**DESCRIPTION OF THE TASK:** All of the lines below are to be transcribed faithfully, with pictures excluded from the copy.

**WORKING DATA:**
--------
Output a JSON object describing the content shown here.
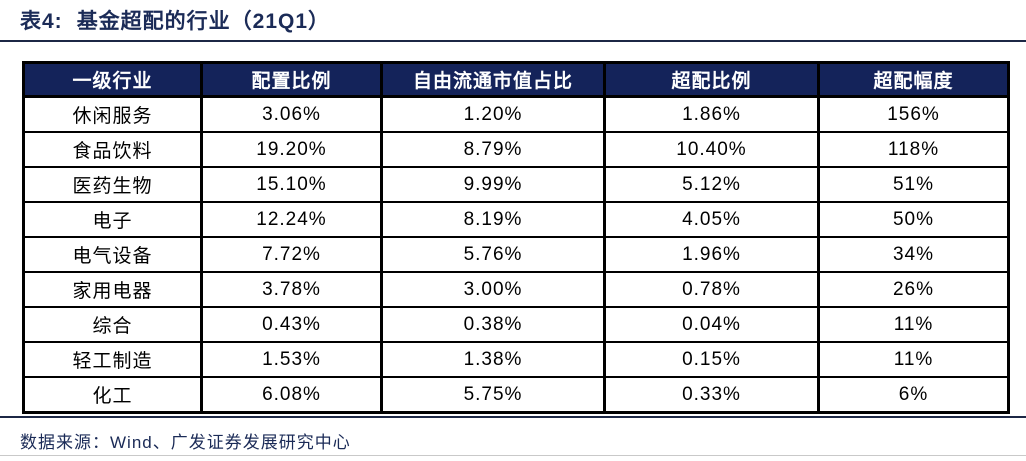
{
  "title": {
    "prefix": "表4:",
    "text": "基金超配的行业（21Q1）"
  },
  "table": {
    "columns": [
      "一级行业",
      "配置比例",
      "自由流通市值占比",
      "超配比例",
      "超配幅度"
    ],
    "rows": [
      [
        "休闲服务",
        "3.06%",
        "1.20%",
        "1.86%",
        "156%"
      ],
      [
        "食品饮料",
        "19.20%",
        "8.79%",
        "10.40%",
        "118%"
      ],
      [
        "医药生物",
        "15.10%",
        "9.99%",
        "5.12%",
        "51%"
      ],
      [
        "电子",
        "12.24%",
        "8.19%",
        "4.05%",
        "50%"
      ],
      [
        "电气设备",
        "7.72%",
        "5.76%",
        "1.96%",
        "34%"
      ],
      [
        "家用电器",
        "3.78%",
        "3.00%",
        "0.78%",
        "26%"
      ],
      [
        "综合",
        "0.43%",
        "0.38%",
        "0.04%",
        "11%"
      ],
      [
        "轻工制造",
        "1.53%",
        "1.38%",
        "0.15%",
        "11%"
      ],
      [
        "化工",
        "6.08%",
        "5.75%",
        "0.33%",
        "6%"
      ]
    ]
  },
  "footer": {
    "source": "数据来源：Wind、广发证券发展研究中心"
  },
  "colors": {
    "header_bg": "#14235A",
    "title_text": "#1B2B57",
    "border": "#000000",
    "bottom_rule": "#C9C9C9"
  }
}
--------
**ANSWER TO THIS EXERCISE:**
Output a JSON object describing the content shown here.
{
  "title": {
    "prefix": "表4:",
    "text": "基金超配的行业（21Q1）"
  },
  "table": {
    "columns": [
      "一级行业",
      "配置比例",
      "自由流通市值占比",
      "超配比例",
      "超配幅度"
    ],
    "rows": [
      [
        "休闲服务",
        "3.06%",
        "1.20%",
        "1.86%",
        "156%"
      ],
      [
        "食品饮料",
        "19.20%",
        "8.79%",
        "10.40%",
        "118%"
      ],
      [
        "医药生物",
        "15.10%",
        "9.99%",
        "5.12%",
        "51%"
      ],
      [
        "电子",
        "12.24%",
        "8.19%",
        "4.05%",
        "50%"
      ],
      [
        "电气设备",
        "7.72%",
        "5.76%",
        "1.96%",
        "34%"
      ],
      [
        "家用电器",
        "3.78%",
        "3.00%",
        "0.78%",
        "26%"
      ],
      [
        "综合",
        "0.43%",
        "0.38%",
        "0.04%",
        "11%"
      ],
      [
        "轻工制造",
        "1.53%",
        "1.38%",
        "0.15%",
        "11%"
      ],
      [
        "化工",
        "6.08%",
        "5.75%",
        "0.33%",
        "6%"
      ]
    ]
  },
  "footer": {
    "source": "数据来源：Wind、广发证券发展研究中心"
  },
  "colors": {
    "header_bg": "#14235A",
    "title_text": "#1B2B57",
    "border": "#000000",
    "bottom_rule": "#C9C9C9"
  }
}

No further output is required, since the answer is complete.